- Document passage:

== Segment start ==

- Born: 8 November 1946
- Died: 12 February 2000 (aged 53)

Academic background
- Alma mater: University of Oxford
- Thesis: The development of the object concept in human infants (1974)

Academic work
- Discipline: Psychology
- Sub-discipline: Developmental Psychology
- Institutions: University of Southampton; University of Stirling; University of Sussex

= George Butterworth (psychologist) =

British psychologist (1946–2000)

George Esmond Butterworth (8 November 1946 – 12 February 2000) was a British professor of psychology, who studied infant development.

==Life and work ==
After completing his D.Phil. at Oxford, Butterworth took a post at Southampton University, moving to a chair in psychology at Stirling in 1985, before coming to Sussex in 1991. He was appointed honorary professor, University of East London, in 1996.

His contributions to the discipline include founding both the British Infancy Research Group and the Journal of Developmental Science, as well as heading numerous groups ranging from the Scientific Affairs Board of the British Psychological Society to the European Society for Developmental Psychology.

== Selected publications ==

===Books===
- Butterworth, George, Julie Rutkowska, and Michael Scaife. Evolution and developmental psychology. Vol. 4. Harvester, 1985.

===Articles===
- Butterworth, George, and Nicholas Jarrett. "What minds have in common is space: Spatial mechanisms serving joint visual attention in infancy." British journal of Developmental Psychology 9.1 (1991): 55–72.
- Butterworth, George, E. Verweij, and Brian Hopkins. "The development of prehension in infants: Halverson revisited." British Journal of Developmental Psychology 15.2 (1997): 223-236.
- Carpenter, Malinda, et al. "Social cognition, joint attention, and communicative competence from 9 to 15 months of age." Monographs of the Society for Research in Child Development (1998): i-174.

== Segment end ==

- Source data:
== Segment start ==

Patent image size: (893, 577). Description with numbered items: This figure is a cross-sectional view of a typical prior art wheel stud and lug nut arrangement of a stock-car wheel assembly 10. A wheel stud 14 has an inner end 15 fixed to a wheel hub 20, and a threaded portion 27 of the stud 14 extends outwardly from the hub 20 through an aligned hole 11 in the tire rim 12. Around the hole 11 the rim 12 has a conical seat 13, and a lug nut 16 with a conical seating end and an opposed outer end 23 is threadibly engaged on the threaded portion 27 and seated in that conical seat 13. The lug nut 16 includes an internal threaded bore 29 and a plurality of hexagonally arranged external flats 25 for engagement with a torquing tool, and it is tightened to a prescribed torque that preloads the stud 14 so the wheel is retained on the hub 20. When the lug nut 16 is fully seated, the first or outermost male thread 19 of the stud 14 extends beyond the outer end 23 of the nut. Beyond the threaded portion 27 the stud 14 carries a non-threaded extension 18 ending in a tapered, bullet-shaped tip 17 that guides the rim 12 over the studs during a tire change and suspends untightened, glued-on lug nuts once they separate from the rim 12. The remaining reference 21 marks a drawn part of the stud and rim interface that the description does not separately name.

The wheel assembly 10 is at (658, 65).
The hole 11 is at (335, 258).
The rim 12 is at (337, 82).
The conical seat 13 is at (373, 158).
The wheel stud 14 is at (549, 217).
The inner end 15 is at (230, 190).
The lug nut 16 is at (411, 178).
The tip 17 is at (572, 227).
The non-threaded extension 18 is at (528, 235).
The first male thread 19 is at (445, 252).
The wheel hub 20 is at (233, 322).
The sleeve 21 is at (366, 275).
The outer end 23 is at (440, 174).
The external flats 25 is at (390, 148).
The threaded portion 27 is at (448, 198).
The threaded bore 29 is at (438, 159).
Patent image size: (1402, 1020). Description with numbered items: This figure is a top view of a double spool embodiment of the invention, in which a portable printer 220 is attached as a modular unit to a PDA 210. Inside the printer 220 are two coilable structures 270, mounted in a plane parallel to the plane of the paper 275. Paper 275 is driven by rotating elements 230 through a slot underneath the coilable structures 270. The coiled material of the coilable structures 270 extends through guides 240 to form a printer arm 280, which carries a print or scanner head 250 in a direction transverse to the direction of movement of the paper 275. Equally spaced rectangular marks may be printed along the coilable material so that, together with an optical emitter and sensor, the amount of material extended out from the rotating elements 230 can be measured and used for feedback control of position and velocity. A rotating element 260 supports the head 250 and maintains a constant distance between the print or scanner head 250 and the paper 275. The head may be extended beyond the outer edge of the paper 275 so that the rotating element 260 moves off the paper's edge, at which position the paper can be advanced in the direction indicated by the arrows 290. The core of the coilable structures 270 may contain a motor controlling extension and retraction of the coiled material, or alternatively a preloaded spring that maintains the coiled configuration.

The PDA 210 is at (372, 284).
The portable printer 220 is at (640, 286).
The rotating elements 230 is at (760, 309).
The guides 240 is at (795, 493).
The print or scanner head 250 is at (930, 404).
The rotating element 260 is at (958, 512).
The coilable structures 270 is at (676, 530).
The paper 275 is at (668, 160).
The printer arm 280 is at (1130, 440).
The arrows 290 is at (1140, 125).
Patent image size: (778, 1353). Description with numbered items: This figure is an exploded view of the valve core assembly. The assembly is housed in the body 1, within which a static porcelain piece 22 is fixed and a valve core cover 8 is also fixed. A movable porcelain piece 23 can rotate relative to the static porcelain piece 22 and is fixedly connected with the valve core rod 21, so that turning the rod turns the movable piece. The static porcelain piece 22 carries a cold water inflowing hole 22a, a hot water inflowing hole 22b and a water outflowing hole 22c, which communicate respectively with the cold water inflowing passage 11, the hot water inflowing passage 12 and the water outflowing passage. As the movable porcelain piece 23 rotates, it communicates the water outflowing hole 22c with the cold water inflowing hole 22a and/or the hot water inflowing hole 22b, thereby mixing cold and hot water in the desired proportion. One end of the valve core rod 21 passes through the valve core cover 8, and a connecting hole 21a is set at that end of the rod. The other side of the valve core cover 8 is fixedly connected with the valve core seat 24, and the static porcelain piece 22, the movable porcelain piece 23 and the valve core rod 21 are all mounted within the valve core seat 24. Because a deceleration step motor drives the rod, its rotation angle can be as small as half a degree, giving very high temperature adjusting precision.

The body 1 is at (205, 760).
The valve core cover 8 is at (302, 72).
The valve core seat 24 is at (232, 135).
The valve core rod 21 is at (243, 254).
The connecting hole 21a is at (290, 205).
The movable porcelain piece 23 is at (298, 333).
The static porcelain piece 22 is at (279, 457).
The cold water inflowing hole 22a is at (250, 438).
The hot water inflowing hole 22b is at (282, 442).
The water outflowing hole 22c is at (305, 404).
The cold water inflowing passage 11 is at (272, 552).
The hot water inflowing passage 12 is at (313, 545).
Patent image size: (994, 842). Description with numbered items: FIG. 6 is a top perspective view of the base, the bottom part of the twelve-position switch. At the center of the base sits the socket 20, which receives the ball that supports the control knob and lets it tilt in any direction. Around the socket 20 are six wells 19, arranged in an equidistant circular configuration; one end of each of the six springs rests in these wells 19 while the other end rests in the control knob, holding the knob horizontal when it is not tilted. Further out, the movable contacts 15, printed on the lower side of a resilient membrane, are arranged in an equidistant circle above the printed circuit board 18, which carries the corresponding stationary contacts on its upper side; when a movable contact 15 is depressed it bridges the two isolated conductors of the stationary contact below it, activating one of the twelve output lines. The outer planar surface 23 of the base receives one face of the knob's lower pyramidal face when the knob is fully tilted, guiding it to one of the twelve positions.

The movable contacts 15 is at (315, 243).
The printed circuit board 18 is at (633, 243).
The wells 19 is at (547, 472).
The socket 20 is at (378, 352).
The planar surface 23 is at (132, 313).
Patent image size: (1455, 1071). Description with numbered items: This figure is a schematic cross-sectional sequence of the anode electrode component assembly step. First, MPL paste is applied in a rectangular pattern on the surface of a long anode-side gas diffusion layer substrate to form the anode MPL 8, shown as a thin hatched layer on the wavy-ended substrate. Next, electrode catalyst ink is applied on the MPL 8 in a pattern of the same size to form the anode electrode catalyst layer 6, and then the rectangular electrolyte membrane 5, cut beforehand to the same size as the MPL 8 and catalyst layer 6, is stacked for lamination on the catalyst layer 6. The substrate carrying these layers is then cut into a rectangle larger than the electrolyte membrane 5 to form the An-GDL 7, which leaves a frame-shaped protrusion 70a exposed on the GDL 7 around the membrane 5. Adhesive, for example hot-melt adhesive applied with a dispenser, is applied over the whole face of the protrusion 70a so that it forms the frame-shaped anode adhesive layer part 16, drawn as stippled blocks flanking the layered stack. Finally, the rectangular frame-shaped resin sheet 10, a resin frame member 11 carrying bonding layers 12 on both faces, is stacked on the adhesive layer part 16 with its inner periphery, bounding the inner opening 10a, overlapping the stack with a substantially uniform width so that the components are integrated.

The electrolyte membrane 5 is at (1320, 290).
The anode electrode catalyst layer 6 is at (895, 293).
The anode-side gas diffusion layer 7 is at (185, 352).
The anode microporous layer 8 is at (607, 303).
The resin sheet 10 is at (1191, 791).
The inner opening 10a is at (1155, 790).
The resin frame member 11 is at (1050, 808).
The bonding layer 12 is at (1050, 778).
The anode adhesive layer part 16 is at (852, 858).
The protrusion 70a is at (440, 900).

== Segment end ==

- Exercise details: Please reproduce the George Butterworth article word for word from "- Butterworth, George, E." up to and including "15.2 (1997): 223-236.".

- Solution below:
- Butterworth, George, E. Verweij, and Brian Hopkins. "The development of prehension in infants: Halverson revisited." British Journal of Developmental Psychology 15.2 (1997): 223-236.